• [Written request]: Below is a set of records; print all of them exactly as written.

[Extracted records]
☆ ☆ ☆ ☆
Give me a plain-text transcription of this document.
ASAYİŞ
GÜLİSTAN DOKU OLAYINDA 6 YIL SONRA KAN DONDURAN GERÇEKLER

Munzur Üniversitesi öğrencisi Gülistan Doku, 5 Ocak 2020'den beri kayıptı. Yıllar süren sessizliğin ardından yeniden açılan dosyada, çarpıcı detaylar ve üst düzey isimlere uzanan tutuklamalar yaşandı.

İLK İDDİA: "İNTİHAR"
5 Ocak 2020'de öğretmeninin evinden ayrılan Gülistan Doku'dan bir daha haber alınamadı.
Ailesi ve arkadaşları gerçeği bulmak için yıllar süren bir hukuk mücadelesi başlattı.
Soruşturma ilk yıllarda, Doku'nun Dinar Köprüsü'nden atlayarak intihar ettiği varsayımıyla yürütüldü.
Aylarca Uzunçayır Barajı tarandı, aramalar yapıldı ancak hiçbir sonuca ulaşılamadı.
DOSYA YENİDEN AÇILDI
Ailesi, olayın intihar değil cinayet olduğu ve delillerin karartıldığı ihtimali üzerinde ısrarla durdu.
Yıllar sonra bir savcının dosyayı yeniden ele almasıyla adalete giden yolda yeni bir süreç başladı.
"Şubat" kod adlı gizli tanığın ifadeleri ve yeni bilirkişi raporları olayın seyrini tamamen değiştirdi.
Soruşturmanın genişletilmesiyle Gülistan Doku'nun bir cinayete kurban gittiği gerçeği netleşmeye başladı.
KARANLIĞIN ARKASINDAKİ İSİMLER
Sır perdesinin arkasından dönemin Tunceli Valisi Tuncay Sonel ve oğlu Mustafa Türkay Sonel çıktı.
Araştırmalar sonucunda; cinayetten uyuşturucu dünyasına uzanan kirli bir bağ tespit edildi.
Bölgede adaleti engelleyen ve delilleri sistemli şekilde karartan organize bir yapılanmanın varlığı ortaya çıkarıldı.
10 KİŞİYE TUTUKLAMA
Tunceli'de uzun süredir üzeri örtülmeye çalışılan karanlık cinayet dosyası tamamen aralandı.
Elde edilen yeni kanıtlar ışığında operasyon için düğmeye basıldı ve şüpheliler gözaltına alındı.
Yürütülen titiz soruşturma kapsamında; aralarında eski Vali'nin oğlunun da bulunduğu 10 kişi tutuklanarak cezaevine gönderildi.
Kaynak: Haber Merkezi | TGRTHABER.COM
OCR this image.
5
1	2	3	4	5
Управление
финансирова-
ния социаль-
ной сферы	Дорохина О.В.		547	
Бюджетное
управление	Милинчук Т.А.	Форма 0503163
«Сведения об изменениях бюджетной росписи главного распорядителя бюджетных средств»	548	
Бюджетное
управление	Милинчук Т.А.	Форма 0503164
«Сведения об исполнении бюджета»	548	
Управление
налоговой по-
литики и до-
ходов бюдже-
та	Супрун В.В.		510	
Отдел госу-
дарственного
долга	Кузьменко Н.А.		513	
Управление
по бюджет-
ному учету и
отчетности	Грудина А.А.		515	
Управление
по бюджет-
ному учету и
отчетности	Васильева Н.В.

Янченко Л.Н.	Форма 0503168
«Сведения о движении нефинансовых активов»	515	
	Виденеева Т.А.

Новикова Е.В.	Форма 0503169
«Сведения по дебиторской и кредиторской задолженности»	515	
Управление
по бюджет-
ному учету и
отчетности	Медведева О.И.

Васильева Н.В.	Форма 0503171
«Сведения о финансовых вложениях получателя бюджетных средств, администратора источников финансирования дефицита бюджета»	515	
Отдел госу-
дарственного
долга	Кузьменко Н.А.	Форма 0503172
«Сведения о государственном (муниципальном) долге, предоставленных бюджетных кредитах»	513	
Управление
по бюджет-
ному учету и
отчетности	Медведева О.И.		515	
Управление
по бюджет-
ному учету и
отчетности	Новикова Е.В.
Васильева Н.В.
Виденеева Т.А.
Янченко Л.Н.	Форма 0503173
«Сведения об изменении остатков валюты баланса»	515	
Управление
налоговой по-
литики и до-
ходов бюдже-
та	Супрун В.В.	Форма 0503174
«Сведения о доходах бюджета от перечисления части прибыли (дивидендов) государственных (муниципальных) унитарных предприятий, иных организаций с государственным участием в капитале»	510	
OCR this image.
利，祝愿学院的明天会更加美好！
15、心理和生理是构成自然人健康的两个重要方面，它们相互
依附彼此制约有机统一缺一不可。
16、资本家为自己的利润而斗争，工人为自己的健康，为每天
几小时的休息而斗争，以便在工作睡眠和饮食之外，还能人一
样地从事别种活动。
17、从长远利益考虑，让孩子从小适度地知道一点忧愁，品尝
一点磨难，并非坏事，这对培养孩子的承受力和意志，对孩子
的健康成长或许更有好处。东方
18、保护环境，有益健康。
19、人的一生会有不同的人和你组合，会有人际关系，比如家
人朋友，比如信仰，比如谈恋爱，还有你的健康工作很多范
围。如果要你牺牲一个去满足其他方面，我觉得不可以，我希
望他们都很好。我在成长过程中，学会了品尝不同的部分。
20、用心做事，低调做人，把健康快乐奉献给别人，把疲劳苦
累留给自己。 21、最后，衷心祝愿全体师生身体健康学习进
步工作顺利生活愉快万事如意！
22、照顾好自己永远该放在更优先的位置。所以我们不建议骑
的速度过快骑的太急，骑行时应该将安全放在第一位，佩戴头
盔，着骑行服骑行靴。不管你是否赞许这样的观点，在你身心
☆ ☆ ☆ ☆
• [Answer to this task]:
Give me a plain-text transcription of this document.
ASAYİŞ
GÜLİSTAN DOKU OLAYINDA 6 YIL SONRA KAN DONDURAN GERÇEKLER

Munzur Üniversitesi öğrencisi Gülistan Doku, 5 Ocak 2020'den beri kayıptı. Yıllar süren sessizliğin ardından yeniden açılan dosyada, çarpıcı detaylar ve üst düzey isimlere uzanan tutuklamalar yaşandı.

İLK İDDİA: "İNTİHAR"
5 Ocak 2020'de öğretmeninin evinden ayrılan Gülistan Doku'dan bir daha haber alınamadı.
Ailesi ve arkadaşları gerçeği bulmak için yıllar süren bir hukuk mücadelesi başlattı.
Soruşturma ilk yıllarda, Doku'nun Dinar Köprüsü'nden atlayarak intihar ettiği varsayımıyla yürütüldü.
Aylarca Uzunçayır Barajı tarandı, aramalar yapıldı ancak hiçbir sonuca ulaşılamadı.
DOSYA YENİDEN AÇILDI
Ailesi, olayın intihar değil cinayet olduğu ve delillerin karartıldığı ihtimali üzerinde ısrarla durdu.
Yıllar sonra bir savcının dosyayı yeniden ele almasıyla adalete giden yolda yeni bir süreç başladı.
"Şubat" kod adlı gizli tanığın ifadeleri ve yeni bilirkişi raporları olayın seyrini tamamen değiştirdi.
Soruşturmanın genişletilmesiyle Gülistan Doku'nun bir cinayete kurban gittiği gerçeği netleşmeye başladı.
KARANLIĞIN ARKASINDAKİ İSİMLER
Sır perdesinin arkasından dönemin Tunceli Valisi Tuncay Sonel ve oğlu Mustafa Türkay Sonel çıktı.
Araştırmalar sonucunda; cinayetten uyuşturucu dünyasına uzanan kirli bir bağ tespit edildi.
Bölgede adaleti engelleyen ve delilleri sistemli şekilde karartan organize bir yapılanmanın varlığı ortaya çıkarıldı.
10 KİŞİYE TUTUKLAMA
Tunceli'de uzun süredir üzeri örtülmeye çalışılan karanlık cinayet dosyası tamamen aralandı.
Elde edilen yeni kanıtlar ışığında operasyon için düğmeye basıldı ve şüpheliler gözaltına alındı.
Yürütülen titiz soruşturma kapsamında; aralarında eski Vali'nin oğlunun da bulunduğu 10 kişi tutuklanarak cezaevine gönderildi.
Kaynak: Haber Merkezi | TGRTHABER.COM
OCR this image.
5
1	2	3	4	5
Управление
финансирова-
ния социаль-
ной сферы	Дорохина О.В.		547	
Бюджетное
управление	Милинчук Т.А.	Форма 0503163
«Сведения об изменениях бюджетной росписи главного распорядителя бюджетных средств»	548	
Бюджетное
управление	Милинчук Т.А.	Форма 0503164
«Сведения об исполнении бюджета»	548	
Управление
налоговой по-
литики и до-
ходов бюдже-
та	Супрун В.В.		510	
Отдел госу-
дарственного
долга	Кузьменко Н.А.		513	
Управление
по бюджет-
ному учету и
отчетности	Грудина А.А.		515	
Управление
по бюджет-
ному учету и
отчетности	Васильева Н.В.

Янченко Л.Н.	Форма 0503168
«Сведения о движении нефинансовых активов»	515	
	Виденеева Т.А.

Новикова Е.В.	Форма 0503169
«Сведения по дебиторской и кредиторской задолженности»	515	
Управление
по бюджет-
ному учету и
отчетности	Медведева О.И.

Васильева Н.В.	Форма 0503171
«Сведения о финансовых вложениях получателя бюджетных средств, администратора источников финансирования дефицита бюджета»	515	
Отдел госу-
дарственного
долга	Кузьменко Н.А.	Форма 0503172
«Сведения о государственном (муниципальном) долге, предоставленных бюджетных кредитах»	513	
Управление
по бюджет-
ному учету и
отчетности	Медведева О.И.		515	
Управление
по бюджет-
ному учету и
отчетности	Новикова Е.В.
Васильева Н.В.
Виденеева Т.А.
Янченко Л.Н.	Форма 0503173
«Сведения об изменении остатков валюты баланса»	515	
Управление
налоговой по-
литики и до-
ходов бюдже-
та	Супрун В.В.	Форма 0503174
«Сведения о доходах бюджета от перечисления части прибыли (дивидендов) государственных (муниципальных) унитарных предприятий, иных организаций с государственным участием в капитале»	510	
OCR this image.
利，祝愿学院的明天会更加美好！
15、心理和生理是构成自然人健康的两个重要方面，它们相互
依附彼此制约有机统一缺一不可。
16、资本家为自己的利润而斗争，工人为自己的健康，为每天
几小时的休息而斗争，以便在工作睡眠和饮食之外，还能人一
样地从事别种活动。
17、从长远利益考虑，让孩子从小适度地知道一点忧愁，品尝
一点磨难，并非坏事，这对培养孩子的承受力和意志，对孩子
的健康成长或许更有好处。东方
18、保护环境，有益健康。
19、人的一生会有不同的人和你组合，会有人际关系，比如家
人朋友，比如信仰，比如谈恋爱，还有你的健康工作很多范
围。如果要你牺牲一个去满足其他方面，我觉得不可以，我希
望他们都很好。我在成长过程中，学会了品尝不同的部分。
20、用心做事，低调做人，把健康快乐奉献给别人，把疲劳苦
累留给自己。 21、最后，衷心祝愿全体师生身体健康学习进
步工作顺利生活愉快万事如意！
22、照顾好自己永远该放在更优先的位置。所以我们不建议骑
的速度过快骑的太急，骑行时应该将安全放在第一位，佩戴头
盔，着骑行服骑行靴。不管你是否赞许这样的观点，在你身心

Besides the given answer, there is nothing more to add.